• **Exercise aim**
All of the records must come back exactly. Please repeat them in full.

• **Supplied entries**
────
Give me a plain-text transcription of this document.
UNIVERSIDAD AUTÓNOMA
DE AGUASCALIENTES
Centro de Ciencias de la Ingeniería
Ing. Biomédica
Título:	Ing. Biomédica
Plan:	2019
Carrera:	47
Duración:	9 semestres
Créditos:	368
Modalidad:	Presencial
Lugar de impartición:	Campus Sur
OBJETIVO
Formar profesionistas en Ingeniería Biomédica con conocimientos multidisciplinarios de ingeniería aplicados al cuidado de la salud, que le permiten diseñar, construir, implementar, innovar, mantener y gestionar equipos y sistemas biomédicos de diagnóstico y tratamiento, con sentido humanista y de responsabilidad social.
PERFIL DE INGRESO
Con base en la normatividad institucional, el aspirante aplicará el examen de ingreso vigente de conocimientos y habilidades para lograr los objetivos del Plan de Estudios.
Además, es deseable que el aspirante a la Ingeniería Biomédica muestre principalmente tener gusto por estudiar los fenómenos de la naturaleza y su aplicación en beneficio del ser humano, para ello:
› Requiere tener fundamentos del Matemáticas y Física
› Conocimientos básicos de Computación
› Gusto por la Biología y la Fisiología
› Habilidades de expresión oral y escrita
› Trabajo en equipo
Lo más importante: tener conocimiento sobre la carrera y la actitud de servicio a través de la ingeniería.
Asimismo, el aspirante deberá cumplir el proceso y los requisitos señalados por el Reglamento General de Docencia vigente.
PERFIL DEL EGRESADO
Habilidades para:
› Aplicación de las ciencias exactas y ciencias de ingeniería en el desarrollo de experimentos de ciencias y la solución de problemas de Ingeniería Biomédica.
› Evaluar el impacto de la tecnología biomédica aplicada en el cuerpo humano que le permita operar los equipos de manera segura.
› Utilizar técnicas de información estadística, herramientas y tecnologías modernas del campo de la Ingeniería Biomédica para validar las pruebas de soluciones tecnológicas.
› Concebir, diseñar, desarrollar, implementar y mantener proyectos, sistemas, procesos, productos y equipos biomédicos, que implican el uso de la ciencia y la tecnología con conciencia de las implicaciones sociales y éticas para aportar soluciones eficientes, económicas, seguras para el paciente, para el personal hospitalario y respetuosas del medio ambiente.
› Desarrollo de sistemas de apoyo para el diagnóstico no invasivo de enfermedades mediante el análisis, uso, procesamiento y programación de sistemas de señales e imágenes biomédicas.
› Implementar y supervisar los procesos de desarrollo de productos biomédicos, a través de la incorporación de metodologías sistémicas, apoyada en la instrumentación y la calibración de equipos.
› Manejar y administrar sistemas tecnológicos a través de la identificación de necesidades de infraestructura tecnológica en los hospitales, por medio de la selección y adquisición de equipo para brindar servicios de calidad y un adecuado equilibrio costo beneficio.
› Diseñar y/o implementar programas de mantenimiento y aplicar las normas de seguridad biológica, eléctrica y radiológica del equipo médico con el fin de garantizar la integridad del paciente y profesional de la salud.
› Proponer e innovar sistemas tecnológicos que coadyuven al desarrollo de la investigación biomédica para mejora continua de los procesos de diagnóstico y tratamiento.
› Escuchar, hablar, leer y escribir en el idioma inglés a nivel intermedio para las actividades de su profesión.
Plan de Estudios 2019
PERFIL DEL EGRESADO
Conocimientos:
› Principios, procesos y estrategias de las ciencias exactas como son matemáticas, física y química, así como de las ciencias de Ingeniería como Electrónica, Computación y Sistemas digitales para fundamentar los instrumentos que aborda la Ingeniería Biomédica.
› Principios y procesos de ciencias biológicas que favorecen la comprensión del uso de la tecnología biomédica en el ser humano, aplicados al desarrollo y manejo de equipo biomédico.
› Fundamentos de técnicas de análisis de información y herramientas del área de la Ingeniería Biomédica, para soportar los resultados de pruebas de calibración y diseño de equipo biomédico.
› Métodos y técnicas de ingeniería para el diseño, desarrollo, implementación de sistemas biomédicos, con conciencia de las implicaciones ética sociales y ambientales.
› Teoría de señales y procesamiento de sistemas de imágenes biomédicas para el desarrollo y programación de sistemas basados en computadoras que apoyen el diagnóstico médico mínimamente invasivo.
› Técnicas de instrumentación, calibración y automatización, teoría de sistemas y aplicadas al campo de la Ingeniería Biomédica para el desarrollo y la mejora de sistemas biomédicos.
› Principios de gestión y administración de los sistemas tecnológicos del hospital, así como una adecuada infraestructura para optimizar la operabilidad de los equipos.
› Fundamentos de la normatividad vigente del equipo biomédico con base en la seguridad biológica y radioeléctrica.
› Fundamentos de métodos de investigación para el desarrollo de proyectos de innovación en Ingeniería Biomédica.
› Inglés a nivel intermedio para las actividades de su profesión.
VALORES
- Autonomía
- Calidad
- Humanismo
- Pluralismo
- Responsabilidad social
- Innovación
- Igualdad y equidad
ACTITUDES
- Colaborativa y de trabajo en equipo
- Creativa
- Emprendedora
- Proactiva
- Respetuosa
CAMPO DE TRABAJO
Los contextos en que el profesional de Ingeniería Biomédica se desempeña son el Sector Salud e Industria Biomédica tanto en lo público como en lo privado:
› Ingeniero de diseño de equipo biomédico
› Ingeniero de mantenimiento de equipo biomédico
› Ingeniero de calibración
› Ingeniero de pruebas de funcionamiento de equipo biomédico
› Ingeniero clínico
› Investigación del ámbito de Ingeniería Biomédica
────
• **Solution for this exercise**
Give me a plain-text transcription of this document.
UNIVERSIDAD AUTÓNOMA
DE AGUASCALIENTES
Centro de Ciencias de la Ingeniería
Ing. Biomédica
Título:	Ing. Biomédica
Plan:	2019
Carrera:	47
Duración:	9 semestres
Créditos:	368
Modalidad:	Presencial
Lugar de impartición:	Campus Sur
OBJETIVO
Formar profesionistas en Ingeniería Biomédica con conocimientos multidisciplinarios de ingeniería aplicados al cuidado de la salud, que le permiten diseñar, construir, implementar, innovar, mantener y gestionar equipos y sistemas biomédicos de diagnóstico y tratamiento, con sentido humanista y de responsabilidad social.
PERFIL DE INGRESO
Con base en la normatividad institucional, el aspirante aplicará el examen de ingreso vigente de conocimientos y habilidades para lograr los objetivos del Plan de Estudios.
Además, es deseable que el aspirante a la Ingeniería Biomédica muestre principalmente tener gusto por estudiar los fenómenos de la naturaleza y su aplicación en beneficio del ser humano, para ello:
› Requiere tener fundamentos del Matemáticas y Física
› Conocimientos básicos de Computación
› Gusto por la Biología y la Fisiología
› Habilidades de expresión oral y escrita
› Trabajo en equipo
Lo más importante: tener conocimiento sobre la carrera y la actitud de servicio a través de la ingeniería.
Asimismo, el aspirante deberá cumplir el proceso y los requisitos señalados por el Reglamento General de Docencia vigente.
PERFIL DEL EGRESADO
Habilidades para:
› Aplicación de las ciencias exactas y ciencias de ingeniería en el desarrollo de experimentos de ciencias y la solución de problemas de Ingeniería Biomédica.
› Evaluar el impacto de la tecnología biomédica aplicada en el cuerpo humano que le permita operar los equipos de manera segura.
› Utilizar técnicas de información estadística, herramientas y tecnologías modernas del campo de la Ingeniería Biomédica para validar las pruebas de soluciones tecnológicas.
› Concebir, diseñar, desarrollar, implementar y mantener proyectos, sistemas, procesos, productos y equipos biomédicos, que implican el uso de la ciencia y la tecnología con conciencia de las implicaciones sociales y éticas para aportar soluciones eficientes, económicas, seguras para el paciente, para el personal hospitalario y respetuosas del medio ambiente.
› Desarrollo de sistemas de apoyo para el diagnóstico no invasivo de enfermedades mediante el análisis, uso, procesamiento y programación de sistemas de señales e imágenes biomédicas.
› Implementar y supervisar los procesos de desarrollo de productos biomédicos, a través de la incorporación de metodologías sistémicas, apoyada en la instrumentación y la calibración de equipos.
› Manejar y administrar sistemas tecnológicos a través de la identificación de necesidades de infraestructura tecnológica en los hospitales, por medio de la selección y adquisición de equipo para brindar servicios de calidad y un adecuado equilibrio costo beneficio.
› Diseñar y/o implementar programas de mantenimiento y aplicar las normas de seguridad biológica, eléctrica y radiológica del equipo médico con el fin de garantizar la integridad del paciente y profesional de la salud.
› Proponer e innovar sistemas tecnológicos que coadyuven al desarrollo de la investigación biomédica para mejora continua de los procesos de diagnóstico y tratamiento.
› Escuchar, hablar, leer y escribir en el idioma inglés a nivel intermedio para las actividades de su profesión.
Plan de Estudios 2019
PERFIL DEL EGRESADO
Conocimientos:
› Principios, procesos y estrategias de las ciencias exactas como son matemáticas, física y química, así como de las ciencias de Ingeniería como Electrónica, Computación y Sistemas digitales para fundamentar los instrumentos que aborda la Ingeniería Biomédica.
› Principios y procesos de ciencias biológicas que favorecen la comprensión del uso de la tecnología biomédica en el ser humano, aplicados al desarrollo y manejo de equipo biomédico.
› Fundamentos de técnicas de análisis de información y herramientas del área de la Ingeniería Biomédica, para soportar los resultados de pruebas de calibración y diseño de equipo biomédico.
› Métodos y técnicas de ingeniería para el diseño, desarrollo, implementación de sistemas biomédicos, con conciencia de las implicaciones ética sociales y ambientales.
› Teoría de señales y procesamiento de sistemas de imágenes biomédicas para el desarrollo y programación de sistemas basados en computadoras que apoyen el diagnóstico médico mínimamente invasivo.
› Técnicas de instrumentación, calibración y automatización, teoría de sistemas y aplicadas al campo de la Ingeniería Biomédica para el desarrollo y la mejora de sistemas biomédicos.
› Principios de gestión y administración de los sistemas tecnológicos del hospital, así como una adecuada infraestructura para optimizar la operabilidad de los equipos.
› Fundamentos de la normatividad vigente del equipo biomédico con base en la seguridad biológica y radioeléctrica.
› Fundamentos de métodos de investigación para el desarrollo de proyectos de innovación en Ingeniería Biomédica.
› Inglés a nivel intermedio para las actividades de su profesión.
VALORES
- Autonomía
- Calidad
- Humanismo
- Pluralismo
- Responsabilidad social
- Innovación
- Igualdad y equidad
ACTITUDES
- Colaborativa y de trabajo en equipo
- Creativa
- Emprendedora
- Proactiva
- Respetuosa
CAMPO DE TRABAJO
Los contextos en que el profesional de Ingeniería Biomédica se desempeña son el Sector Salud e Industria Biomédica tanto en lo público como en lo privado:
› Ingeniero de diseño de equipo biomédico
› Ingeniero de mantenimiento de equipo biomédico
› Ingeniero de calibración
› Ingeniero de pruebas de funcionamiento de equipo biomédico
› Ingeniero clínico
› Investigación del ámbito de Ingeniería Biomédica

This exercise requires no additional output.